AIM OF THE EXERCISE – Write every record out again exactly, and keep images out of it.

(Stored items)
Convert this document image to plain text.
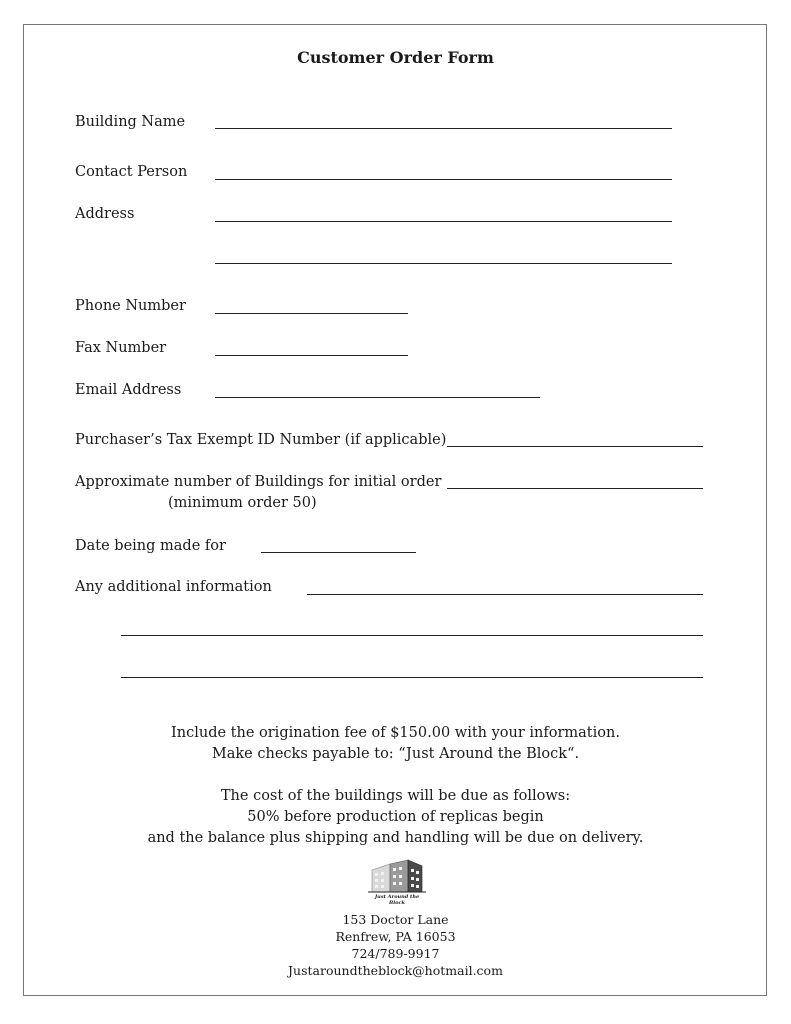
Customer Order Form
Building Name
Contact Person
Address
Phone Number
Fax Number
Email Address
Purchaser’s Tax Exempt ID Number (if applicable)
Approximate number of Buildings for initial order
(minimum order 50)
Date being made for
Any additional information
Include the origination fee of $150.00 with your information.
Make checks payable to: “Just Around the Block“.
The cost of the buildings will be due as follows:
50% before production of replicas begin
and the balance plus shipping and handling will be due on delivery.
Just Around the Block
153 Doctor Lane
Renfrew, PA 16053
724/789-9917
Justaroundtheblock@hotmail.com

THE SOLUTION –
Convert this document image to plain text.
Customer Order Form
Building Name
Contact Person
Address
Phone Number
Fax Number
Email Address
Purchaser’s Tax Exempt ID Number (if applicable)
Approximate number of Buildings for initial order
(minimum order 50)
Date being made for
Any additional information
Include the origination fee of $150.00 with your information.
Make checks payable to: “Just Around the Block“.
The cost of the buildings will be due as follows:
50% before production of replicas begin
and the balance plus shipping and handling will be due on delivery.
Just Around the Block
153 Doctor Lane
Renfrew, PA 16053
724/789-9917
Justaroundtheblock@hotmail.com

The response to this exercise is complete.